Without the images, write out the whole listing exactly.
■ ■ ■ ■ ■
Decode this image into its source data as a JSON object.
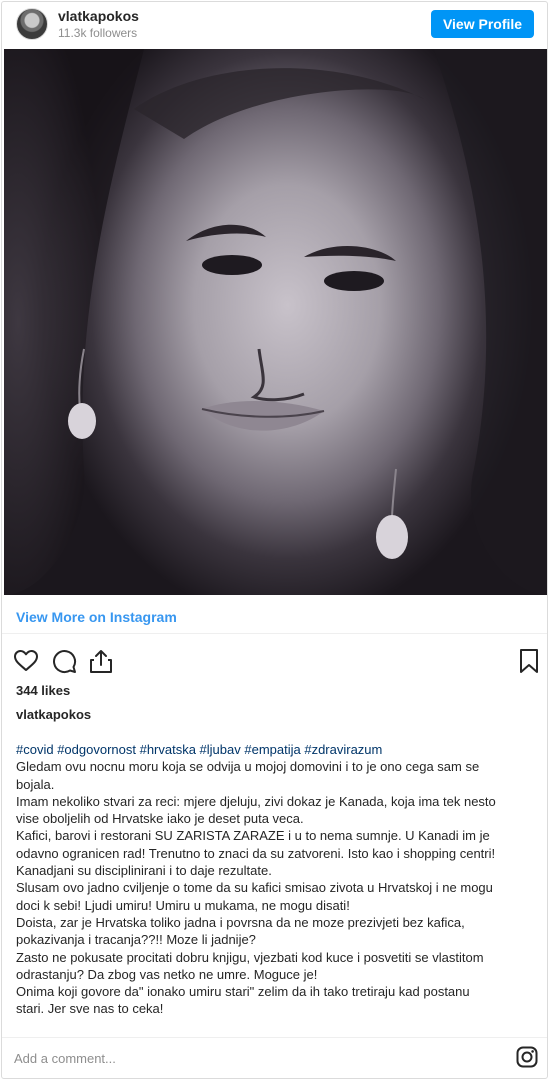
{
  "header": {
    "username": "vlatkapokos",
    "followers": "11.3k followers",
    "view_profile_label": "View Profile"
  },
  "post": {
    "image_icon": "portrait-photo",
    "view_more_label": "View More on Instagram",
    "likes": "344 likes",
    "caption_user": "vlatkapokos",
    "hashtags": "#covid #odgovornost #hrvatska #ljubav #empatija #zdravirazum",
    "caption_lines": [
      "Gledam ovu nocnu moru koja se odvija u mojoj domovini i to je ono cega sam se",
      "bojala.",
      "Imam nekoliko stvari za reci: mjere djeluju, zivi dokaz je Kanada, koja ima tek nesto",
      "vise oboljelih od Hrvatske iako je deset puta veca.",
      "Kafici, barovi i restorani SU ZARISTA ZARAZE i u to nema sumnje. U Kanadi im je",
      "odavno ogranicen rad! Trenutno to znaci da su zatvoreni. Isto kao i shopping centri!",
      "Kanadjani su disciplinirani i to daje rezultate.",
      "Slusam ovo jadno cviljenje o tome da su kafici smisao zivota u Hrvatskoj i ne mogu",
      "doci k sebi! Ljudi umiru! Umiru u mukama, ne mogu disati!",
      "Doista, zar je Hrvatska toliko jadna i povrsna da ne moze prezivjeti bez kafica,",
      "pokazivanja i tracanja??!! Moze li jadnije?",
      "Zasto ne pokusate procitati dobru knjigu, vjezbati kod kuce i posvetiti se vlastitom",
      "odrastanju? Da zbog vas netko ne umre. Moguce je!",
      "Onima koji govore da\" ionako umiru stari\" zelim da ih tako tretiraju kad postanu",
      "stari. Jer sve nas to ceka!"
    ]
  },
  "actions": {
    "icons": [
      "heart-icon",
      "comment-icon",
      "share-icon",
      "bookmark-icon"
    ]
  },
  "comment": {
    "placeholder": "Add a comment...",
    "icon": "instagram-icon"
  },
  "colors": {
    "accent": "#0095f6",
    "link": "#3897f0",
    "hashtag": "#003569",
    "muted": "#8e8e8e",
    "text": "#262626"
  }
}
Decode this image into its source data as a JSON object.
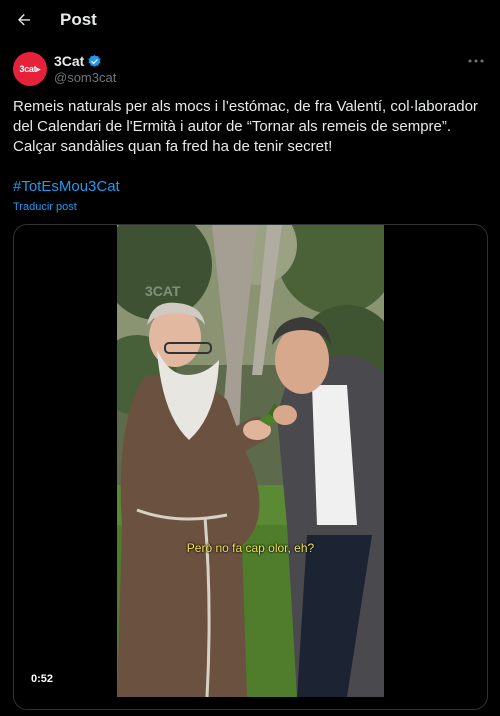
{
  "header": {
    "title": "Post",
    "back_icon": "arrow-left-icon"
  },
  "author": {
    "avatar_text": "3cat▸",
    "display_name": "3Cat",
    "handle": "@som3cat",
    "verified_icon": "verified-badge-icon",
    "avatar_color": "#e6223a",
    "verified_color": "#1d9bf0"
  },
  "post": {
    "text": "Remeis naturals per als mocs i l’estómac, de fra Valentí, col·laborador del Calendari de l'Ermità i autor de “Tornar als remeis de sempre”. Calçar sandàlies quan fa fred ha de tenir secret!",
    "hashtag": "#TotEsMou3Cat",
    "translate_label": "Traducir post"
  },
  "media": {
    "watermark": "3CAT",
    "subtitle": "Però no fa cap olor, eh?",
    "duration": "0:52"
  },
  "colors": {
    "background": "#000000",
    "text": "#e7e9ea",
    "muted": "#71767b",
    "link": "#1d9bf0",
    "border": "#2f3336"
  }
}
■ ■ ■ ■ ■
- _Answer_:
Decode this image into its source data as a JSON object.
{
  "header": {
    "username": "vlatkapokos",
    "followers": "11.3k followers",
    "view_profile_label": "View Profile"
  },
  "post": {
    "image_icon": "portrait-photo",
    "view_more_label": "View More on Instagram",
    "likes": "344 likes",
    "caption_user": "vlatkapokos",
    "hashtags": "#covid #odgovornost #hrvatska #ljubav #empatija #zdravirazum",
    "caption_lines": [
      "Gledam ovu nocnu moru koja se odvija u mojoj domovini i to je ono cega sam se",
      "bojala.",
      "Imam nekoliko stvari za reci: mjere djeluju, zivi dokaz je Kanada, koja ima tek nesto",
      "vise oboljelih od Hrvatske iako je deset puta veca.",
      "Kafici, barovi i restorani SU ZARISTA ZARAZE i u to nema sumnje. U Kanadi im je",
      "odavno ogranicen rad! Trenutno to znaci da su zatvoreni. Isto kao i shopping centri!",
      "Kanadjani su disciplinirani i to daje rezultate.",
      "Slusam ovo jadno cviljenje o tome da su kafici smisao zivota u Hrvatskoj i ne mogu",
      "doci k sebi! Ljudi umiru! Umiru u mukama, ne mogu disati!",
      "Doista, zar je Hrvatska toliko jadna i povrsna da ne moze prezivjeti bez kafica,",
      "pokazivanja i tracanja??!! Moze li jadnije?",
      "Zasto ne pokusate procitati dobru knjigu, vjezbati kod kuce i posvetiti se vlastitom",
      "odrastanju? Da zbog vas netko ne umre. Moguce je!",
      "Onima koji govore da\" ionako umiru stari\" zelim da ih tako tretiraju kad postanu",
      "stari. Jer sve nas to ceka!"
    ]
  },
  "actions": {
    "icons": [
      "heart-icon",
      "comment-icon",
      "share-icon",
      "bookmark-icon"
    ]
  },
  "comment": {
    "placeholder": "Add a comment...",
    "icon": "instagram-icon"
  },
  "colors": {
    "accent": "#0095f6",
    "link": "#3897f0",
    "hashtag": "#003569",
    "muted": "#8e8e8e",
    "text": "#262626"
  }
}
Decode this image into its source data as a JSON object.
{
  "header": {
    "title": "Post",
    "back_icon": "arrow-left-icon"
  },
  "author": {
    "avatar_text": "3cat▸",
    "display_name": "3Cat",
    "handle": "@som3cat",
    "verified_icon": "verified-badge-icon",
    "avatar_color": "#e6223a",
    "verified_color": "#1d9bf0"
  },
  "post": {
    "text": "Remeis naturals per als mocs i l’estómac, de fra Valentí, col·laborador del Calendari de l'Ermità i autor de “Tornar als remeis de sempre”. Calçar sandàlies quan fa fred ha de tenir secret!",
    "hashtag": "#TotEsMou3Cat",
    "translate_label": "Traducir post"
  },
  "media": {
    "watermark": "3CAT",
    "subtitle": "Però no fa cap olor, eh?",
    "duration": "0:52"
  },
  "colors": {
    "background": "#000000",
    "text": "#e7e9ea",
    "muted": "#71767b",
    "link": "#1d9bf0",
    "border": "#2f3336"
  }
}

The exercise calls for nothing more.